INFORMATION GIVEN
┄┄┄┄┄┄┄┄┄┄
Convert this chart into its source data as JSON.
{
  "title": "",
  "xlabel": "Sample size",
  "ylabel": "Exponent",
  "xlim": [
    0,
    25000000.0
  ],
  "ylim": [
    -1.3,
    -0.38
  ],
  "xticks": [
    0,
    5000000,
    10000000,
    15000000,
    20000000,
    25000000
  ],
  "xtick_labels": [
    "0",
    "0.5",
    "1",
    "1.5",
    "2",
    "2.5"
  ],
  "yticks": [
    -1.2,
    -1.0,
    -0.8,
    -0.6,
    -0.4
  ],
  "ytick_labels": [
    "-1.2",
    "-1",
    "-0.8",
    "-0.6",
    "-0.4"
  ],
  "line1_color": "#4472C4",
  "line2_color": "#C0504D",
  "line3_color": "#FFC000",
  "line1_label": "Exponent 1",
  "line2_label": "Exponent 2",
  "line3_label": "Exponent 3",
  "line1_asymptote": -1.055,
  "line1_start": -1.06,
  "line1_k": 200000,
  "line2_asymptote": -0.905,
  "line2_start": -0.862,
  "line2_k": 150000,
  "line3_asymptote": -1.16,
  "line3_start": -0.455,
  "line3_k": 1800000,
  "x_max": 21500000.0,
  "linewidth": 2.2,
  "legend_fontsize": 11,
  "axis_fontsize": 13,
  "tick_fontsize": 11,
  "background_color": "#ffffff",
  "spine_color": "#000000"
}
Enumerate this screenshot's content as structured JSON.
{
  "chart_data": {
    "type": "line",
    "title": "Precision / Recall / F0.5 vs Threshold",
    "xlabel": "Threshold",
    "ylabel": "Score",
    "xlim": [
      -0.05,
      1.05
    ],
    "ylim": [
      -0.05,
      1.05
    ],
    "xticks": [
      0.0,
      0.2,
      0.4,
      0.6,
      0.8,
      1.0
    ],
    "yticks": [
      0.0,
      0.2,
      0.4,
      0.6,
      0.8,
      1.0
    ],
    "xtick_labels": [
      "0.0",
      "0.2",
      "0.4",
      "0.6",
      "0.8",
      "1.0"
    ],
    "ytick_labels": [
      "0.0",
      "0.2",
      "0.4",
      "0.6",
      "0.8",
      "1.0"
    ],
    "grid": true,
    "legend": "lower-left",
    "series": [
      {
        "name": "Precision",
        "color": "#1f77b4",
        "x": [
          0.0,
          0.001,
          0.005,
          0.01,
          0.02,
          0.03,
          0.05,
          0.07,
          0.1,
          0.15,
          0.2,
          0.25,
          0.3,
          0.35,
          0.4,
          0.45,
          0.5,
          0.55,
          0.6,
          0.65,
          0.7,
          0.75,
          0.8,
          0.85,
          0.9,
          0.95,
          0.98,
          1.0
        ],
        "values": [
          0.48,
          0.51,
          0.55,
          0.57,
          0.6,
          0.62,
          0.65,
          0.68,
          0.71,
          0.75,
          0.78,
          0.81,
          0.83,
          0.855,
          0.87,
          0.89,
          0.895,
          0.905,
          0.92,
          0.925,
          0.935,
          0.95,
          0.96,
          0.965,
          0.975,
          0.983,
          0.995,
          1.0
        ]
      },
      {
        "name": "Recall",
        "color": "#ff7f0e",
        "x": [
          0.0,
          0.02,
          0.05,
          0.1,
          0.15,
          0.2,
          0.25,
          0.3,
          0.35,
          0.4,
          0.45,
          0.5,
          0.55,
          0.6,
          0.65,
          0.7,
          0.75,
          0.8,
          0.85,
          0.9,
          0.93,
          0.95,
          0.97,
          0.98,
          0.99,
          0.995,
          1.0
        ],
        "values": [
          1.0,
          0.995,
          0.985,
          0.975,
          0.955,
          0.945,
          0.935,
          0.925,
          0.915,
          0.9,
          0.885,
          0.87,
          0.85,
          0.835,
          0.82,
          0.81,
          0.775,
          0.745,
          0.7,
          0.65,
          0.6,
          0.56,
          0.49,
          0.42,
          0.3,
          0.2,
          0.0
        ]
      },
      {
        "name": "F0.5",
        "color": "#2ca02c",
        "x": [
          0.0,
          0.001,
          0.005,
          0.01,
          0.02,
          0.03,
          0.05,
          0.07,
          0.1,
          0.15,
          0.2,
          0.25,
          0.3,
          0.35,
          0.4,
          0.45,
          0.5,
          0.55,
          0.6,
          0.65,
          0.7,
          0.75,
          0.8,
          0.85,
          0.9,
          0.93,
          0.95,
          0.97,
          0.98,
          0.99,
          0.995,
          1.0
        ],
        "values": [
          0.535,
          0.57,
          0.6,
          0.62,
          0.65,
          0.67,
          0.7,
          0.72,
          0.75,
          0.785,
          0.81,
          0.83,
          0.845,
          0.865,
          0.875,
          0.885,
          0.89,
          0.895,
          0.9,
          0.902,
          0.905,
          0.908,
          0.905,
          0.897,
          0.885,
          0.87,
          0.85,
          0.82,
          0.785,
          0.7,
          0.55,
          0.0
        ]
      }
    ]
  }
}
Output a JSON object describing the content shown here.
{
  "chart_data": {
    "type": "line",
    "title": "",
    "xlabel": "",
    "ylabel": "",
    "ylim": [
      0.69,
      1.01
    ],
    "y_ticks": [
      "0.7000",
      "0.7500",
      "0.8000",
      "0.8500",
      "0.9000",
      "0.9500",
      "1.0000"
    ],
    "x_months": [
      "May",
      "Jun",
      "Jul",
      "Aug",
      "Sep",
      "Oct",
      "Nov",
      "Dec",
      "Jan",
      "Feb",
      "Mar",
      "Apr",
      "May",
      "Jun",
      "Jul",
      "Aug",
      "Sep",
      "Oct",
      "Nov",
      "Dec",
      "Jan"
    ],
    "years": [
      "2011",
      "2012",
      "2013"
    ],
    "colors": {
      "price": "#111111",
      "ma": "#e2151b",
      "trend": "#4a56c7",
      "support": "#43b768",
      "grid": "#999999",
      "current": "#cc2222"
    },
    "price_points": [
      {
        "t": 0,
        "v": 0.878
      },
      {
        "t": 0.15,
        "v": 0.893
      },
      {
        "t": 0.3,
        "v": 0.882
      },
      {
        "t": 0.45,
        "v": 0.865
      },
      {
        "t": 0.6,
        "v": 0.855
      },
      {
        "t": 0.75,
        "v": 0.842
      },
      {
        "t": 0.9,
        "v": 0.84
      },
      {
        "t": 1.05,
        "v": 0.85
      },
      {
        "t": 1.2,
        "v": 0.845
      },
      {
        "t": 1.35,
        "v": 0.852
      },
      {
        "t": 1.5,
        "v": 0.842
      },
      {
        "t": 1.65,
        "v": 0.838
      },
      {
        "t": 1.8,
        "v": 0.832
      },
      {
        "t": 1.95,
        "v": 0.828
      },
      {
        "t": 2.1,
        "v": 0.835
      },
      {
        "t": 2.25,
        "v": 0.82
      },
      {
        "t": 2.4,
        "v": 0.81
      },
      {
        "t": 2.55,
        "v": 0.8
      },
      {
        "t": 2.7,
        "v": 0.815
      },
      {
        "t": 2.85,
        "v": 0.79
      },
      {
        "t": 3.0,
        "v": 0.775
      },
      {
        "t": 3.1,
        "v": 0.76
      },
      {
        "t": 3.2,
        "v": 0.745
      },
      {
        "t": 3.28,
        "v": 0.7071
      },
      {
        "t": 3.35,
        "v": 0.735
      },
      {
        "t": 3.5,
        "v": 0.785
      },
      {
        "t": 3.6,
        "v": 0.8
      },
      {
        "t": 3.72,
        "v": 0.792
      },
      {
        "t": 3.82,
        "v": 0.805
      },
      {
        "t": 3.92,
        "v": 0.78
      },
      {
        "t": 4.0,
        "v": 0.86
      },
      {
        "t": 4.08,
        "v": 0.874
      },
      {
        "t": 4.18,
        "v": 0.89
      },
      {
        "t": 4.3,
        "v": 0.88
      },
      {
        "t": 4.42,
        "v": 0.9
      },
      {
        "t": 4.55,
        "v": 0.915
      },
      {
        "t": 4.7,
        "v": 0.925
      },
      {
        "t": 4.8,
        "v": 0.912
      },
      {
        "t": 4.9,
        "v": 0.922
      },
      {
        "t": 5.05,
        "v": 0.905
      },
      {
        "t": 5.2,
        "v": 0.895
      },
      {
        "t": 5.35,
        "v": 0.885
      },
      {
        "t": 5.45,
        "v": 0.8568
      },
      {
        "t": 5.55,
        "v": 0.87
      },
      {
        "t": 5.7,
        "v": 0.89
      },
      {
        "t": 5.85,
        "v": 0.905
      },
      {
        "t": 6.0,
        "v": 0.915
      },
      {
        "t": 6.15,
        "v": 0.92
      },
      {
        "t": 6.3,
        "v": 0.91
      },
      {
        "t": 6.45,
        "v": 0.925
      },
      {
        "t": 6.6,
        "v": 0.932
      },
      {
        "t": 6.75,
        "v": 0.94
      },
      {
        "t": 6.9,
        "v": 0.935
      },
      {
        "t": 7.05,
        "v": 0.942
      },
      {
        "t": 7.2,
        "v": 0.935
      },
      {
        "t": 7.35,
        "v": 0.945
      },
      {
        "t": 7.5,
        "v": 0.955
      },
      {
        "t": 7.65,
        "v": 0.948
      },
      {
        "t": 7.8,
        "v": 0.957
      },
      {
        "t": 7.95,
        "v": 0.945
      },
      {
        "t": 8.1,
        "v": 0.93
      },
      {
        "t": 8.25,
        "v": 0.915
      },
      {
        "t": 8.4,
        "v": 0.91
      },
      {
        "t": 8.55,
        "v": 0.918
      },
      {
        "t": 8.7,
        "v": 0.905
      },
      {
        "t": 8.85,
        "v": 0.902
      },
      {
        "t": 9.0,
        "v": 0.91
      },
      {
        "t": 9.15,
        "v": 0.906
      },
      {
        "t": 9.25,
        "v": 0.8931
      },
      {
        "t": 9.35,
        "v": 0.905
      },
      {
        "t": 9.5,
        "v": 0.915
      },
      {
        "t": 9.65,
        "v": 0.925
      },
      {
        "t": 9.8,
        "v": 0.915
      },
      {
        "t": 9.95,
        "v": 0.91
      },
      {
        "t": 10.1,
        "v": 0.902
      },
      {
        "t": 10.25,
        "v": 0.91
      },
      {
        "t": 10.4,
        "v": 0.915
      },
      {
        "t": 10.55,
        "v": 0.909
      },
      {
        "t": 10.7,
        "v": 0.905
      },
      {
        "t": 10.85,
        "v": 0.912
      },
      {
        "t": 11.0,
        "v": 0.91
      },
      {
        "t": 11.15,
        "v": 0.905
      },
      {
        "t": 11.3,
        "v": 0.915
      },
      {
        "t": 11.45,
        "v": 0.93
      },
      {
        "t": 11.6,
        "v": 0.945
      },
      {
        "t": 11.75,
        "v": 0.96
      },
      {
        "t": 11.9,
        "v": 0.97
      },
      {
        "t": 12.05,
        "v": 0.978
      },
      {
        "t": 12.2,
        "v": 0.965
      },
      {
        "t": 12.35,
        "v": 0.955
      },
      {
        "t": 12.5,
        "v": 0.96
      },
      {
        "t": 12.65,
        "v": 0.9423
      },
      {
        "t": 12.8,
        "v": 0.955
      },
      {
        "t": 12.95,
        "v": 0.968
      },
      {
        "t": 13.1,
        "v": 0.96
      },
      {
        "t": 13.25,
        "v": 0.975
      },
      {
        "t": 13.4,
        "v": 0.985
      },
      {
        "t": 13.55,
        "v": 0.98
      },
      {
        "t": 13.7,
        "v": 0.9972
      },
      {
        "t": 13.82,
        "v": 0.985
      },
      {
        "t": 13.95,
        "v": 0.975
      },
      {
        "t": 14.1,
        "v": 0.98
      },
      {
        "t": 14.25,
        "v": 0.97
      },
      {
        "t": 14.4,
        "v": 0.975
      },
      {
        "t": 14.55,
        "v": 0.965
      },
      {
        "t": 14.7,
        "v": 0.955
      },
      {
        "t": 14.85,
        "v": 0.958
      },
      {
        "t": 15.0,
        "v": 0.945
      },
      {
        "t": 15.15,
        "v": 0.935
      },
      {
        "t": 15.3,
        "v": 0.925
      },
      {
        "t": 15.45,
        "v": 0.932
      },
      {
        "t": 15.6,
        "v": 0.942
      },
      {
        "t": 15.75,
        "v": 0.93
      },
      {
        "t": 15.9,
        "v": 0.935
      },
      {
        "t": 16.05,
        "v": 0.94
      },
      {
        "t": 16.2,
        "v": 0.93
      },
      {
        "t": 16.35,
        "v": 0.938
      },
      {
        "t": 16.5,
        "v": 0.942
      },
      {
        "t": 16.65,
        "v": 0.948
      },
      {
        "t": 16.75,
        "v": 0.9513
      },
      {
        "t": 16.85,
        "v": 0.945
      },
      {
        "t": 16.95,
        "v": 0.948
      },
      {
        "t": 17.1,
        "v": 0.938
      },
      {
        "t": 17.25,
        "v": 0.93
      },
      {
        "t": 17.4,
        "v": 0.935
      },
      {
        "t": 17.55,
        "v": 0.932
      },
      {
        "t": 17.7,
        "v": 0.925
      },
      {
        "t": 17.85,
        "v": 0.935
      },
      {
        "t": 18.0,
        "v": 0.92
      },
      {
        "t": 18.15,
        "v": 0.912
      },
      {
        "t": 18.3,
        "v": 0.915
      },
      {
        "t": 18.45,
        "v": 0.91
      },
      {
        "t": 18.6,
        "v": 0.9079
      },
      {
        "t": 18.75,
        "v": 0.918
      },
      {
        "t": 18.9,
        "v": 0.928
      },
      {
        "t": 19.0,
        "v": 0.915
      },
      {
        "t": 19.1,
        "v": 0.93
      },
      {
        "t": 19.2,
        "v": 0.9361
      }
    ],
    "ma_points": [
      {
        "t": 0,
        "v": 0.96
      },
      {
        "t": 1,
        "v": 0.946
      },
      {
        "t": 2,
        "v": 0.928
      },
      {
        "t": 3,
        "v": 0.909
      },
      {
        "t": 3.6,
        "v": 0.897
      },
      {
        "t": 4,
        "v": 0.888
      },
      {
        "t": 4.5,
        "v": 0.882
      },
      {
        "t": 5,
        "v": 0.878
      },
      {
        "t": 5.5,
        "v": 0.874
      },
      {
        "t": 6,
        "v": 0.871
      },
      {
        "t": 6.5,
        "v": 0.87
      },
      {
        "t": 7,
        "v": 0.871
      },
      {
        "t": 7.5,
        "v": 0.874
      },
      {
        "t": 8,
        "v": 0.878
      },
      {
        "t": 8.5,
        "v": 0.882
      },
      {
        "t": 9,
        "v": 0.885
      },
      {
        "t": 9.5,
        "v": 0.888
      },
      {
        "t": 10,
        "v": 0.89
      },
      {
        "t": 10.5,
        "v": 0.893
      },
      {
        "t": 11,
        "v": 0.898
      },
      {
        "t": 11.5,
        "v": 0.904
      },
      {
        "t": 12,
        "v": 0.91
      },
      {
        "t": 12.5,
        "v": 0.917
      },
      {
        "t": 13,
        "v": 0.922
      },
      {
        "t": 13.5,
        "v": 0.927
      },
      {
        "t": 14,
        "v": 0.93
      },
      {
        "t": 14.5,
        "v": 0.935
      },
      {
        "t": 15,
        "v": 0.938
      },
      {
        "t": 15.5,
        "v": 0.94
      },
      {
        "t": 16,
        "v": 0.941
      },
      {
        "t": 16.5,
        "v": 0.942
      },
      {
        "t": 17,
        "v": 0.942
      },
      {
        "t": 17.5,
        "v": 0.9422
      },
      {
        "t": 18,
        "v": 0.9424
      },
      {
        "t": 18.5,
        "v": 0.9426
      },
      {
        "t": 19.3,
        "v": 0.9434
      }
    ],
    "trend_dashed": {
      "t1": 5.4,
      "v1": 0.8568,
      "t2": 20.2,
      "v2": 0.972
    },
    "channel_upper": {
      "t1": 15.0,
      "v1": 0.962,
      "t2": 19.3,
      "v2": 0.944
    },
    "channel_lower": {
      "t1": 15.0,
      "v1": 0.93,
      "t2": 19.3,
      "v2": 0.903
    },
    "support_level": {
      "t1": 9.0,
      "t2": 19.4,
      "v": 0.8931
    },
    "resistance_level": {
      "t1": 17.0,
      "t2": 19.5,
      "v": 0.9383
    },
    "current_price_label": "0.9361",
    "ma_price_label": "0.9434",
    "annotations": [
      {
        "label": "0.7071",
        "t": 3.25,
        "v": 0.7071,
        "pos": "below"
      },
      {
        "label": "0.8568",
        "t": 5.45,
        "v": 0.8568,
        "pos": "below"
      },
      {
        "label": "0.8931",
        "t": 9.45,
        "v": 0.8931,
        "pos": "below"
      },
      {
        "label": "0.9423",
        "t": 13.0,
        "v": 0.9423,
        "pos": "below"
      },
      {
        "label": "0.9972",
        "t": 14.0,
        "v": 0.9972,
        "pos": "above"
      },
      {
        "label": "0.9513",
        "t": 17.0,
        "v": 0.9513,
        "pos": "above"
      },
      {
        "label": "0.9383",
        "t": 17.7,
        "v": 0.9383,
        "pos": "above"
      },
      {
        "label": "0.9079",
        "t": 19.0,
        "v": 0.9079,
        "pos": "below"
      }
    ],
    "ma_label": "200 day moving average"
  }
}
┄┄┄┄┄┄┄┄┄┄
PROBLEM DESCRIPTION
Copy whichever lines in the listing above contain the word "xlabel".

EXERCISE ANSWER
  "xlabel": "Sample size",
    "xlabel": "Threshold",
    "xlabel": "",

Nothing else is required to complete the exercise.